> [Required work]: Transcribe every line, keeping it exact.

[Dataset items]
□ □ □ □ □ □ □

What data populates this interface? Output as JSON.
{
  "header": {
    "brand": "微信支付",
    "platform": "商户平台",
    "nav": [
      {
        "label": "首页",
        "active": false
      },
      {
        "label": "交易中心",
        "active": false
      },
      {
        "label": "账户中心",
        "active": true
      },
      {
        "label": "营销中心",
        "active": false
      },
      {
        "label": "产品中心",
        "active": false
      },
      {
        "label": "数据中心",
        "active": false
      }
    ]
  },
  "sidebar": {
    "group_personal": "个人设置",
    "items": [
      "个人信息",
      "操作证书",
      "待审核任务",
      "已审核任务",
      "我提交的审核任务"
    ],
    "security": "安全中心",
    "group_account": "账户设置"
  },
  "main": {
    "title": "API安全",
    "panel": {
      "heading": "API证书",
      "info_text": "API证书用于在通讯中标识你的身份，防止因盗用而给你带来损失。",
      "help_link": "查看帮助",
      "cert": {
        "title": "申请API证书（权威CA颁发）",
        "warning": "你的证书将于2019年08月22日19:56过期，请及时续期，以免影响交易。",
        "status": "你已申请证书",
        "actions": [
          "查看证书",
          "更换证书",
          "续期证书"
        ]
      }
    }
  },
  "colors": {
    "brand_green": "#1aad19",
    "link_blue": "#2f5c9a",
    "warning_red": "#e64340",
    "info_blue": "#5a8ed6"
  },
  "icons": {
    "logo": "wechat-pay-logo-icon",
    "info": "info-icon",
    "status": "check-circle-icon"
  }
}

□ □ □ □ □ □ □

> [Output for this exercise]:
What data populates this interface? Output as JSON.
{
  "header": {
    "brand": "微信支付",
    "platform": "商户平台",
    "nav": [
      {
        "label": "首页",
        "active": false
      },
      {
        "label": "交易中心",
        "active": false
      },
      {
        "label": "账户中心",
        "active": true
      },
      {
        "label": "营销中心",
        "active": false
      },
      {
        "label": "产品中心",
        "active": false
      },
      {
        "label": "数据中心",
        "active": false
      }
    ]
  },
  "sidebar": {
    "group_personal": "个人设置",
    "items": [
      "个人信息",
      "操作证书",
      "待审核任务",
      "已审核任务",
      "我提交的审核任务"
    ],
    "security": "安全中心",
    "group_account": "账户设置"
  },
  "main": {
    "title": "API安全",
    "panel": {
      "heading": "API证书",
      "info_text": "API证书用于在通讯中标识你的身份，防止因盗用而给你带来损失。",
      "help_link": "查看帮助",
      "cert": {
        "title": "申请API证书（权威CA颁发）",
        "warning": "你的证书将于2019年08月22日19:56过期，请及时续期，以免影响交易。",
        "status": "你已申请证书",
        "actions": [
          "查看证书",
          "更换证书",
          "续期证书"
        ]
      }
    }
  },
  "colors": {
    "brand_green": "#1aad19",
    "link_blue": "#2f5c9a",
    "warning_red": "#e64340",
    "info_blue": "#5a8ed6"
  },
  "icons": {
    "logo": "wechat-pay-logo-icon",
    "info": "info-icon",
    "status": "check-circle-icon"
  }
}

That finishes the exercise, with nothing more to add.